Work to complete
Repeat the data below exactly, dropping any pictures it holds.

Dataset rows
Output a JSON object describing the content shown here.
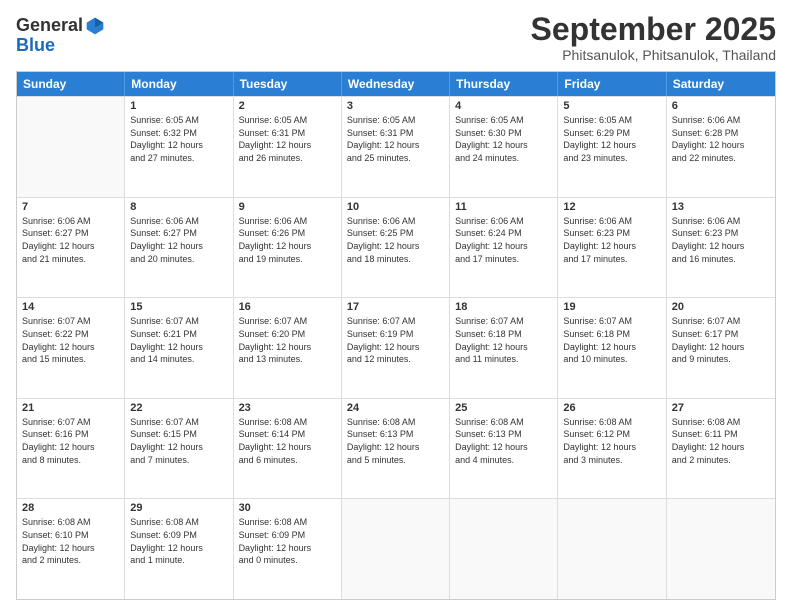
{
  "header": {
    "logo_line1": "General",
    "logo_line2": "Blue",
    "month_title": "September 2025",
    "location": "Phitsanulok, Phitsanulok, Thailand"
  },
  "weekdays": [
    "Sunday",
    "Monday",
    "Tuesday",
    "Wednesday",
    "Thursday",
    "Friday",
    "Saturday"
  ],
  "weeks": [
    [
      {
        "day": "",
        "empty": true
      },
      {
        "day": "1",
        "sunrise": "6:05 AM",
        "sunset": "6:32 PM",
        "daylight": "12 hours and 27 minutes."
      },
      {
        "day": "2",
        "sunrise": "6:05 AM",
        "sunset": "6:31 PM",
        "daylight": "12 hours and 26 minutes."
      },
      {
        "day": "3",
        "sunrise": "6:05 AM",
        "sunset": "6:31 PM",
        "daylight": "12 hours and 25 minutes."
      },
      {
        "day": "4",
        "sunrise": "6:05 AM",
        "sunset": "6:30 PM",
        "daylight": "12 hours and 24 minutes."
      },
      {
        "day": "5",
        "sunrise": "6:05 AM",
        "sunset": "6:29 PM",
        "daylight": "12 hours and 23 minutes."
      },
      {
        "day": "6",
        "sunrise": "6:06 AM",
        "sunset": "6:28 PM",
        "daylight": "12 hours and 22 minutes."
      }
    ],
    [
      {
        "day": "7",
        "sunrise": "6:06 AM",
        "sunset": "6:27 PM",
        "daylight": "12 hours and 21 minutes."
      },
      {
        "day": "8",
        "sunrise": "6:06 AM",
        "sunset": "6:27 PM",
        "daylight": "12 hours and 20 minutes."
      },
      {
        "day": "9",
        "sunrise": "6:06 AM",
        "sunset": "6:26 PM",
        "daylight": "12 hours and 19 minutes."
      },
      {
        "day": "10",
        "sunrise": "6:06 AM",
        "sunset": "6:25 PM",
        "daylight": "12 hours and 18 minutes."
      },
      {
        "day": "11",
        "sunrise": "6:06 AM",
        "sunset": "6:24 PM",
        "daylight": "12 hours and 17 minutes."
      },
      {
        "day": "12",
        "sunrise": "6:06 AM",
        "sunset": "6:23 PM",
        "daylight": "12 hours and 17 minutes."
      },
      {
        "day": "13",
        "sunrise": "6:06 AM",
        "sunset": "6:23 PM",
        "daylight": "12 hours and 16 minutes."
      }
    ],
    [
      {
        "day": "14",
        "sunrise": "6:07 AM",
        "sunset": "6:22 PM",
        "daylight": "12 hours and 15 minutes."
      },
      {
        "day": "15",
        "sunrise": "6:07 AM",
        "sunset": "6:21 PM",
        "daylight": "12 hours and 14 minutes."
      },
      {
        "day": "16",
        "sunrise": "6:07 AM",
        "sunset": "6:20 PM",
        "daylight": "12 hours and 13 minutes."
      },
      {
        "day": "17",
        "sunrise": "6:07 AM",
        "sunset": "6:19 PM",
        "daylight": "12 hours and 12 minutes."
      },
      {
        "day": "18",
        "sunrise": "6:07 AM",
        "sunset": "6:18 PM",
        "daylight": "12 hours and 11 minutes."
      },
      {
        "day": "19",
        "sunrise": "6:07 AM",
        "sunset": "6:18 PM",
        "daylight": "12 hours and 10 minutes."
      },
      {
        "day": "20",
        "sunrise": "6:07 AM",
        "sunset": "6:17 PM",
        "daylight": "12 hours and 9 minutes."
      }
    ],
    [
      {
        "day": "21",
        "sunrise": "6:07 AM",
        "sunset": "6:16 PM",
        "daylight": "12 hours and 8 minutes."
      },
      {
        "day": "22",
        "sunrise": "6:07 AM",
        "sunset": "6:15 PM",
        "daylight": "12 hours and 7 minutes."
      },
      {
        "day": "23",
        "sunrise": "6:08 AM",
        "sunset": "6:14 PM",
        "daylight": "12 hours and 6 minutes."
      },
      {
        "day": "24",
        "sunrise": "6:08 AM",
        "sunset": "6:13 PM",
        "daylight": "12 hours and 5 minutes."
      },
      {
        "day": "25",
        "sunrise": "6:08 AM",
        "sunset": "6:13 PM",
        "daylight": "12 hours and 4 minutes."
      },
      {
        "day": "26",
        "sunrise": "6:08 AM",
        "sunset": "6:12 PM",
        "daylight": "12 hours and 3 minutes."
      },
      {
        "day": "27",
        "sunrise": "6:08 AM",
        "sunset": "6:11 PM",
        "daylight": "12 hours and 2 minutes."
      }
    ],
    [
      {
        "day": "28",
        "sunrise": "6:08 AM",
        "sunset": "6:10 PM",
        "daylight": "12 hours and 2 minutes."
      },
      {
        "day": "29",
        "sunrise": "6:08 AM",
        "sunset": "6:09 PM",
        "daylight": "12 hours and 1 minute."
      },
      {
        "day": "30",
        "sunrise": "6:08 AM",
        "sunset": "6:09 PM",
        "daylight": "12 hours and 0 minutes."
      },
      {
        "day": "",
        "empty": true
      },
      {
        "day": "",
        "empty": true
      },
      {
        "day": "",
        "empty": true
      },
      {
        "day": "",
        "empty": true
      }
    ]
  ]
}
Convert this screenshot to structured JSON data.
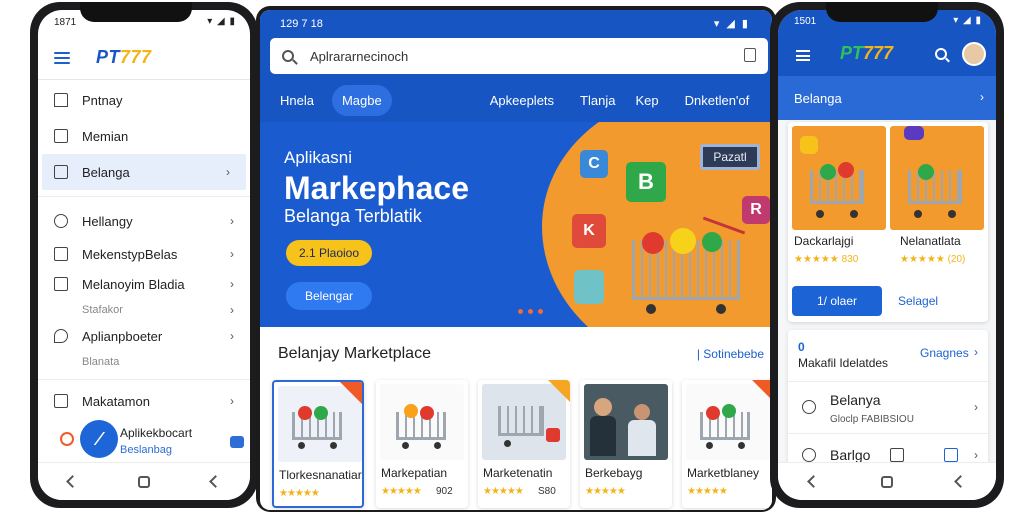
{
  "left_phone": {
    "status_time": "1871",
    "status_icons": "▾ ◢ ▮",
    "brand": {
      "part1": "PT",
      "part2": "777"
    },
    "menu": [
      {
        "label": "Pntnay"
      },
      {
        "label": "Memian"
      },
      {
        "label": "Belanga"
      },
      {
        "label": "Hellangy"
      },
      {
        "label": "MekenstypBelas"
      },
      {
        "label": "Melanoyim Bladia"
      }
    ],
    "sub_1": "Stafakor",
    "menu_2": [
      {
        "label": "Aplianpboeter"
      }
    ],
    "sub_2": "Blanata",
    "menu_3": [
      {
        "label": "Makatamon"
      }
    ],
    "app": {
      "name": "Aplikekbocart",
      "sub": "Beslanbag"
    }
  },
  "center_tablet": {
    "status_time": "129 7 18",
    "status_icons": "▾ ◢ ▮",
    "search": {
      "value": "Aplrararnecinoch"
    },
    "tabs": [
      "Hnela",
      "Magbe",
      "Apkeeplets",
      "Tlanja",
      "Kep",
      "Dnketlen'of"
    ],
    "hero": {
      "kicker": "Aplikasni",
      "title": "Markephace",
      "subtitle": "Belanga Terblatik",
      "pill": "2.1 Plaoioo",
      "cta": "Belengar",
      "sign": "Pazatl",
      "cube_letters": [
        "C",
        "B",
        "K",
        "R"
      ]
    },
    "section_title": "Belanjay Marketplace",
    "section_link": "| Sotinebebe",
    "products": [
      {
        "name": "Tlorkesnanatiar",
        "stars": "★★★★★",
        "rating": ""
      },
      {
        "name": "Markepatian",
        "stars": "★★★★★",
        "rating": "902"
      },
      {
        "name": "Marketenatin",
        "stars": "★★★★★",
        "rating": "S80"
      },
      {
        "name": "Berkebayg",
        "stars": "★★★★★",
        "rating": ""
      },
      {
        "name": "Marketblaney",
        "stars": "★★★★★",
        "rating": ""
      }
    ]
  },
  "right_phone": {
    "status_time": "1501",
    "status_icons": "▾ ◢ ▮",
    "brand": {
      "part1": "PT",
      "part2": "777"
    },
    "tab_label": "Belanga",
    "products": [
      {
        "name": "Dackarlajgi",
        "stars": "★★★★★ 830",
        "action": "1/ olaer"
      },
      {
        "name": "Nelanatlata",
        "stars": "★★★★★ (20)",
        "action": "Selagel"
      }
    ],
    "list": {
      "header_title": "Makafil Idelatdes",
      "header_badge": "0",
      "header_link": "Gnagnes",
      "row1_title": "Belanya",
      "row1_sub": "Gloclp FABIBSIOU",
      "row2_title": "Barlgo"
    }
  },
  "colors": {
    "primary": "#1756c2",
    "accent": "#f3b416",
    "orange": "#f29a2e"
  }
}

Solved exercise
Output a JSON object describing the content shown here.
{
  "header": {
    "logo_line1": "General",
    "logo_line2": "Blue",
    "month_title": "September 2025",
    "location": "Phitsanulok, Phitsanulok, Thailand"
  },
  "weekdays": [
    "Sunday",
    "Monday",
    "Tuesday",
    "Wednesday",
    "Thursday",
    "Friday",
    "Saturday"
  ],
  "weeks": [
    [
      {
        "day": "",
        "empty": true
      },
      {
        "day": "1",
        "sunrise": "6:05 AM",
        "sunset": "6:32 PM",
        "daylight": "12 hours and 27 minutes."
      },
      {
        "day": "2",
        "sunrise": "6:05 AM",
        "sunset": "6:31 PM",
        "daylight": "12 hours and 26 minutes."
      },
      {
        "day": "3",
        "sunrise": "6:05 AM",
        "sunset": "6:31 PM",
        "daylight": "12 hours and 25 minutes."
      },
      {
        "day": "4",
        "sunrise": "6:05 AM",
        "sunset": "6:30 PM",
        "daylight": "12 hours and 24 minutes."
      },
      {
        "day": "5",
        "sunrise": "6:05 AM",
        "sunset": "6:29 PM",
        "daylight": "12 hours and 23 minutes."
      },
      {
        "day": "6",
        "sunrise": "6:06 AM",
        "sunset": "6:28 PM",
        "daylight": "12 hours and 22 minutes."
      }
    ],
    [
      {
        "day": "7",
        "sunrise": "6:06 AM",
        "sunset": "6:27 PM",
        "daylight": "12 hours and 21 minutes."
      },
      {
        "day": "8",
        "sunrise": "6:06 AM",
        "sunset": "6:27 PM",
        "daylight": "12 hours and 20 minutes."
      },
      {
        "day": "9",
        "sunrise": "6:06 AM",
        "sunset": "6:26 PM",
        "daylight": "12 hours and 19 minutes."
      },
      {
        "day": "10",
        "sunrise": "6:06 AM",
        "sunset": "6:25 PM",
        "daylight": "12 hours and 18 minutes."
      },
      {
        "day": "11",
        "sunrise": "6:06 AM",
        "sunset": "6:24 PM",
        "daylight": "12 hours and 17 minutes."
      },
      {
        "day": "12",
        "sunrise": "6:06 AM",
        "sunset": "6:23 PM",
        "daylight": "12 hours and 17 minutes."
      },
      {
        "day": "13",
        "sunrise": "6:06 AM",
        "sunset": "6:23 PM",
        "daylight": "12 hours and 16 minutes."
      }
    ],
    [
      {
        "day": "14",
        "sunrise": "6:07 AM",
        "sunset": "6:22 PM",
        "daylight": "12 hours and 15 minutes."
      },
      {
        "day": "15",
        "sunrise": "6:07 AM",
        "sunset": "6:21 PM",
        "daylight": "12 hours and 14 minutes."
      },
      {
        "day": "16",
        "sunrise": "6:07 AM",
        "sunset": "6:20 PM",
        "daylight": "12 hours and 13 minutes."
      },
      {
        "day": "17",
        "sunrise": "6:07 AM",
        "sunset": "6:19 PM",
        "daylight": "12 hours and 12 minutes."
      },
      {
        "day": "18",
        "sunrise": "6:07 AM",
        "sunset": "6:18 PM",
        "daylight": "12 hours and 11 minutes."
      },
      {
        "day": "19",
        "sunrise": "6:07 AM",
        "sunset": "6:18 PM",
        "daylight": "12 hours and 10 minutes."
      },
      {
        "day": "20",
        "sunrise": "6:07 AM",
        "sunset": "6:17 PM",
        "daylight": "12 hours and 9 minutes."
      }
    ],
    [
      {
        "day": "21",
        "sunrise": "6:07 AM",
        "sunset": "6:16 PM",
        "daylight": "12 hours and 8 minutes."
      },
      {
        "day": "22",
        "sunrise": "6:07 AM",
        "sunset": "6:15 PM",
        "daylight": "12 hours and 7 minutes."
      },
      {
        "day": "23",
        "sunrise": "6:08 AM",
        "sunset": "6:14 PM",
        "daylight": "12 hours and 6 minutes."
      },
      {
        "day": "24",
        "sunrise": "6:08 AM",
        "sunset": "6:13 PM",
        "daylight": "12 hours and 5 minutes."
      },
      {
        "day": "25",
        "sunrise": "6:08 AM",
        "sunset": "6:13 PM",
        "daylight": "12 hours and 4 minutes."
      },
      {
        "day": "26",
        "sunrise": "6:08 AM",
        "sunset": "6:12 PM",
        "daylight": "12 hours and 3 minutes."
      },
      {
        "day": "27",
        "sunrise": "6:08 AM",
        "sunset": "6:11 PM",
        "daylight": "12 hours and 2 minutes."
      }
    ],
    [
      {
        "day": "28",
        "sunrise": "6:08 AM",
        "sunset": "6:10 PM",
        "daylight": "12 hours and 2 minutes."
      },
      {
        "day": "29",
        "sunrise": "6:08 AM",
        "sunset": "6:09 PM",
        "daylight": "12 hours and 1 minute."
      },
      {
        "day": "30",
        "sunrise": "6:08 AM",
        "sunset": "6:09 PM",
        "daylight": "12 hours and 0 minutes."
      },
      {
        "day": "",
        "empty": true
      },
      {
        "day": "",
        "empty": true
      },
      {
        "day": "",
        "empty": true
      },
      {
        "day": "",
        "empty": true
      }
    ]
  ]
}
Convert this screenshot to structured JSON data.
{
  "left_phone": {
    "status_time": "1871",
    "status_icons": "▾ ◢ ▮",
    "brand": {
      "part1": "PT",
      "part2": "777"
    },
    "menu": [
      {
        "label": "Pntnay"
      },
      {
        "label": "Memian"
      },
      {
        "label": "Belanga"
      },
      {
        "label": "Hellangy"
      },
      {
        "label": "MekenstypBelas"
      },
      {
        "label": "Melanoyim Bladia"
      }
    ],
    "sub_1": "Stafakor",
    "menu_2": [
      {
        "label": "Aplianpboeter"
      }
    ],
    "sub_2": "Blanata",
    "menu_3": [
      {
        "label": "Makatamon"
      }
    ],
    "app": {
      "name": "Aplikekbocart",
      "sub": "Beslanbag"
    }
  },
  "center_tablet": {
    "status_time": "129 7 18",
    "status_icons": "▾ ◢ ▮",
    "search": {
      "value": "Aplrararnecinoch"
    },
    "tabs": [
      "Hnela",
      "Magbe",
      "Apkeeplets",
      "Tlanja",
      "Kep",
      "Dnketlen'of"
    ],
    "hero": {
      "kicker": "Aplikasni",
      "title": "Markephace",
      "subtitle": "Belanga Terblatik",
      "pill": "2.1 Plaoioo",
      "cta": "Belengar",
      "sign": "Pazatl",
      "cube_letters": [
        "C",
        "B",
        "K",
        "R"
      ]
    },
    "section_title": "Belanjay Marketplace",
    "section_link": "| Sotinebebe",
    "products": [
      {
        "name": "Tlorkesnanatiar",
        "stars": "★★★★★",
        "rating": ""
      },
      {
        "name": "Markepatian",
        "stars": "★★★★★",
        "rating": "902"
      },
      {
        "name": "Marketenatin",
        "stars": "★★★★★",
        "rating": "S80"
      },
      {
        "name": "Berkebayg",
        "stars": "★★★★★",
        "rating": ""
      },
      {
        "name": "Marketblaney",
        "stars": "★★★★★",
        "rating": ""
      }
    ]
  },
  "right_phone": {
    "status_time": "1501",
    "status_icons": "▾ ◢ ▮",
    "brand": {
      "part1": "PT",
      "part2": "777"
    },
    "tab_label": "Belanga",
    "products": [
      {
        "name": "Dackarlajgi",
        "stars": "★★★★★ 830",
        "action": "1/ olaer"
      },
      {
        "name": "Nelanatlata",
        "stars": "★★★★★ (20)",
        "action": "Selagel"
      }
    ],
    "list": {
      "header_title": "Makafil Idelatdes",
      "header_badge": "0",
      "header_link": "Gnagnes",
      "row1_title": "Belanya",
      "row1_sub": "Gloclp FABIBSIOU",
      "row2_title": "Barlgo"
    }
  },
  "colors": {
    "primary": "#1756c2",
    "accent": "#f3b416",
    "orange": "#f29a2e"
  }
}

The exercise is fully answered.